Data items
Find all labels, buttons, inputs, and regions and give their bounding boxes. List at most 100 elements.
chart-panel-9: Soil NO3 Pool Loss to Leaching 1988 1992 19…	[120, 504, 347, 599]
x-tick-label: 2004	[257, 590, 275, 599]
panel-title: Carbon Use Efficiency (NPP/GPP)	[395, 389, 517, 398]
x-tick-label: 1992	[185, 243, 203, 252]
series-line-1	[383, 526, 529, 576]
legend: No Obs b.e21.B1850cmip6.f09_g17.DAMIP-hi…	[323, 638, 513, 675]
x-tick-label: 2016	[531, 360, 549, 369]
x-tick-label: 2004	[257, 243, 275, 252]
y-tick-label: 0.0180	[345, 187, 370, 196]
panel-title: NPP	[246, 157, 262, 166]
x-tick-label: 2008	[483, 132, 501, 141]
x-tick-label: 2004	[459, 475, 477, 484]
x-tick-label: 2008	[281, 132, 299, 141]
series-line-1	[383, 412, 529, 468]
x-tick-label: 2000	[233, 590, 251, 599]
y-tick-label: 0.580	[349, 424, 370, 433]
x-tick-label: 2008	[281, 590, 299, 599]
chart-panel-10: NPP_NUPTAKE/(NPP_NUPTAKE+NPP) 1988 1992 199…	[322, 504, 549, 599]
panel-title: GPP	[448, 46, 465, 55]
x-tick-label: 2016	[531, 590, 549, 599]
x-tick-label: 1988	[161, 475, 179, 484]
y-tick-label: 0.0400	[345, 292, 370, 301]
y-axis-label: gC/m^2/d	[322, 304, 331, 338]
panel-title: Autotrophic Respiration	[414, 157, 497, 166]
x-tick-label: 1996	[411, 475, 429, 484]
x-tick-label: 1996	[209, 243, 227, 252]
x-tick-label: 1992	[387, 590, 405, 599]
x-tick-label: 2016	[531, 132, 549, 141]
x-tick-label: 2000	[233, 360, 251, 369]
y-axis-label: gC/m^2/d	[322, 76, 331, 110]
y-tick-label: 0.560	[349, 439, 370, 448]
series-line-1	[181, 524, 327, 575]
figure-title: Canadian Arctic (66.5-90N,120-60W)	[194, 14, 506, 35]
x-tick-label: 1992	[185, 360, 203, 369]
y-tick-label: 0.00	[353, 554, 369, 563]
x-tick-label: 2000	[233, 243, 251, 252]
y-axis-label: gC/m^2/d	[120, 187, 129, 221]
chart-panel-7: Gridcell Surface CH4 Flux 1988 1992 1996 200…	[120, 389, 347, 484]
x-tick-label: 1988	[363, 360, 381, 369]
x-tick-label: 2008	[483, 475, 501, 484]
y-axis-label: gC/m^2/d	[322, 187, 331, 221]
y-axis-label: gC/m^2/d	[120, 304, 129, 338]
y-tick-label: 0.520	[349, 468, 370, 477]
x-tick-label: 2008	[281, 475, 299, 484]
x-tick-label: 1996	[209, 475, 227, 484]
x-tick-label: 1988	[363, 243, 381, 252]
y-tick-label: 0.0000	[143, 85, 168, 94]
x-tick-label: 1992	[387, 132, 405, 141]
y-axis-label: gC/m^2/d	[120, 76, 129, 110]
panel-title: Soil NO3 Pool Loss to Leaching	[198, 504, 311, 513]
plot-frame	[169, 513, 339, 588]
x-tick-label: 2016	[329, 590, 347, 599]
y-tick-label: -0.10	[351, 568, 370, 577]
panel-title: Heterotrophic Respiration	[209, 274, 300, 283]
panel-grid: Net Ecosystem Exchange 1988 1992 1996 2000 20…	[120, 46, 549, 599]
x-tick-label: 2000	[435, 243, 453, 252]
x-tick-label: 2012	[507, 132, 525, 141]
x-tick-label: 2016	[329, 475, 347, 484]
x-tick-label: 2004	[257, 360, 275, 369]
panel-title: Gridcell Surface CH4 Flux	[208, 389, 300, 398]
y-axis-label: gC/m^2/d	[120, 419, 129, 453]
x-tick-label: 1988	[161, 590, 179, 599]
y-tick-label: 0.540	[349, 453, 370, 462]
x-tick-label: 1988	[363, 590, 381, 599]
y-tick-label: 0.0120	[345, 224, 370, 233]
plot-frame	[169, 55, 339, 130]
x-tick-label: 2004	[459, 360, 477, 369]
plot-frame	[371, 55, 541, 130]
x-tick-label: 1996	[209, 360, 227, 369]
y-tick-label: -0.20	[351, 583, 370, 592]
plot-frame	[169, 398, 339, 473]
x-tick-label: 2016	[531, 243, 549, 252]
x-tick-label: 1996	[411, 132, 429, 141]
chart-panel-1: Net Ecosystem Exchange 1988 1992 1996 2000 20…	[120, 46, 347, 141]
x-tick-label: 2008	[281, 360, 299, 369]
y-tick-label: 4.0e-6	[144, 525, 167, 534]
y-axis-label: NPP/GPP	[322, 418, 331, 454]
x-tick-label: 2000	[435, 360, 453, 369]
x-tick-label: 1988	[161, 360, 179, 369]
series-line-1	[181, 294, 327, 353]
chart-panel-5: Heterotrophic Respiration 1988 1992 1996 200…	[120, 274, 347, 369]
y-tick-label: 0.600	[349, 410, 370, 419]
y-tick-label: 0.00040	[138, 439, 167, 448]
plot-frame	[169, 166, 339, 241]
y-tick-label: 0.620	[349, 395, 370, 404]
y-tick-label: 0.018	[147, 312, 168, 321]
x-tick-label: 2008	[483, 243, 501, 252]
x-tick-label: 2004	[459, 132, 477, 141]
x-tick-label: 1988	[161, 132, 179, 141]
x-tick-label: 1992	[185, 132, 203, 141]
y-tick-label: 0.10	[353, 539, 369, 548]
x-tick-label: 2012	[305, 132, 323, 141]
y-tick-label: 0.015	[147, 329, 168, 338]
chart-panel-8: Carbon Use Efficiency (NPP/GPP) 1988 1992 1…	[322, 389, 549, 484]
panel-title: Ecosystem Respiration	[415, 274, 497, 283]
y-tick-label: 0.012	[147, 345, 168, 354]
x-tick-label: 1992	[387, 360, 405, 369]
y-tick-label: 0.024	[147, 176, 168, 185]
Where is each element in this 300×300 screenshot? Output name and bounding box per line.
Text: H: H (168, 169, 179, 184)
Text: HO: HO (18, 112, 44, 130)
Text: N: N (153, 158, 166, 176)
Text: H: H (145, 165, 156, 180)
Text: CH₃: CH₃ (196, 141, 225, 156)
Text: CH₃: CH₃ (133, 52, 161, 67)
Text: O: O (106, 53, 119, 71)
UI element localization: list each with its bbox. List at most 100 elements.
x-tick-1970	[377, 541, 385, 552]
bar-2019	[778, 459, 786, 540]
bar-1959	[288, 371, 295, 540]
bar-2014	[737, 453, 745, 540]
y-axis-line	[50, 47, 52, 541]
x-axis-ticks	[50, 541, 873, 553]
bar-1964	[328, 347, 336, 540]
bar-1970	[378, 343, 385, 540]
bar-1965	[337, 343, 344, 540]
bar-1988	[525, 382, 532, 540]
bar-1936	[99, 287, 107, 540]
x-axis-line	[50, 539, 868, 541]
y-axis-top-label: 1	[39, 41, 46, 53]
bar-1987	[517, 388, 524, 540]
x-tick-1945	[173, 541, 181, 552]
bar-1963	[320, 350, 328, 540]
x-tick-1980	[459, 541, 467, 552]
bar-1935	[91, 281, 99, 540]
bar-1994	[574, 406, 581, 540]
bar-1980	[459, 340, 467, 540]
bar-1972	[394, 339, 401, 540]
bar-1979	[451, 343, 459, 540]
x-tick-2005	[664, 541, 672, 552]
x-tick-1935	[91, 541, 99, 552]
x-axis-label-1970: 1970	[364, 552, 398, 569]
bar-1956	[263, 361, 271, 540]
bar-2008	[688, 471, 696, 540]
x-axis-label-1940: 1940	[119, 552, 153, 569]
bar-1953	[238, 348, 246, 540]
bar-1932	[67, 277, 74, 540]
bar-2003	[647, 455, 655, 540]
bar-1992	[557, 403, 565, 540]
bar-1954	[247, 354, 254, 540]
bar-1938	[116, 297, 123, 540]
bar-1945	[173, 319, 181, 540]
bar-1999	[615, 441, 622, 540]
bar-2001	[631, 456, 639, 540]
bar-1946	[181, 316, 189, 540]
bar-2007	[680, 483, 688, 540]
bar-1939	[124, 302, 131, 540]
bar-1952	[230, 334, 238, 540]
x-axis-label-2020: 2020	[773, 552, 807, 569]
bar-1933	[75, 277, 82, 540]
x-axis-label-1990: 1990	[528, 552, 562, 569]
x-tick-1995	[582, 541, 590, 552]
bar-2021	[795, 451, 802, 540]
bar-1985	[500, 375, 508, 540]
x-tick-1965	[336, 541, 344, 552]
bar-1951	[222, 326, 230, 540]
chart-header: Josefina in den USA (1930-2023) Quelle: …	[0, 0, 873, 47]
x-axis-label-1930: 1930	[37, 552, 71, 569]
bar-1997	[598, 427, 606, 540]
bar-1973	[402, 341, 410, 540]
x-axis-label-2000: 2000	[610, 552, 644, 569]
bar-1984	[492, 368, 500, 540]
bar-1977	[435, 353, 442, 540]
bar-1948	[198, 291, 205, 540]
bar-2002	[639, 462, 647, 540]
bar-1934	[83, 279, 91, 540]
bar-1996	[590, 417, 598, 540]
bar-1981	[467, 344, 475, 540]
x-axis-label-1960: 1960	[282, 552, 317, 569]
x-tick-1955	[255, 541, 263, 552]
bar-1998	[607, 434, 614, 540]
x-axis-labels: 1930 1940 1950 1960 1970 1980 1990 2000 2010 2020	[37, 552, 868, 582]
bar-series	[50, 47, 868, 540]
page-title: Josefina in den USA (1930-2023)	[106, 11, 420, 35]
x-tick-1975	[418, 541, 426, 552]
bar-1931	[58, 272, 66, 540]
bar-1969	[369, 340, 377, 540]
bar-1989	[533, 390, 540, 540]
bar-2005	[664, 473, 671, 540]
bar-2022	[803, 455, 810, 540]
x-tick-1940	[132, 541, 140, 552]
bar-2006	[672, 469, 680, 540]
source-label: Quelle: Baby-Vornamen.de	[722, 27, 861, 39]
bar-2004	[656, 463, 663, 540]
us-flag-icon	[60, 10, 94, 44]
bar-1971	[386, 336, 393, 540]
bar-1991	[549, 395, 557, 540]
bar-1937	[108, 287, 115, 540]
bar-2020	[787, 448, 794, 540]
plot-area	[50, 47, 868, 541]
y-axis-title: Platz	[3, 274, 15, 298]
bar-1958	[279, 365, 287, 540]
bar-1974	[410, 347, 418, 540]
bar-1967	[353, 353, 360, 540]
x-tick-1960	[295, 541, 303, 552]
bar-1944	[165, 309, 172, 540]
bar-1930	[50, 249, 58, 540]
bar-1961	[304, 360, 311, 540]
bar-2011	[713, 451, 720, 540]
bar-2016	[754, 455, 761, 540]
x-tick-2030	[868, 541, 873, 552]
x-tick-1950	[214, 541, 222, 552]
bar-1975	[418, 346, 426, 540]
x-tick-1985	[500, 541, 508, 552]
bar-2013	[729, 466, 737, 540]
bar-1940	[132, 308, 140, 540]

- _EXERCISE TASK_
Please transcribe the data verbatim, starting at the very first line and ending with the line that contains "187, 370, 196]", including that line.

- _EXERCISE RESPONSE_
Find all labels, buttons, inputs, and regions and give their bounding boxes. List at most 100 elements.
chart-panel-9: Soil NO3 Pool Loss to Leaching 1988 1992 19…	[120, 504, 347, 599]
x-tick-label: 2004	[257, 590, 275, 599]
panel-title: Carbon Use Efficiency (NPP/GPP)	[395, 389, 517, 398]
x-tick-label: 1992	[185, 243, 203, 252]
series-line-1	[383, 526, 529, 576]
legend: No Obs b.e21.B1850cmip6.f09_g17.DAMIP-hi…	[323, 638, 513, 675]
x-tick-label: 2016	[531, 360, 549, 369]
x-tick-label: 2004	[257, 243, 275, 252]
y-tick-label: 0.0180	[345, 187, 370, 196]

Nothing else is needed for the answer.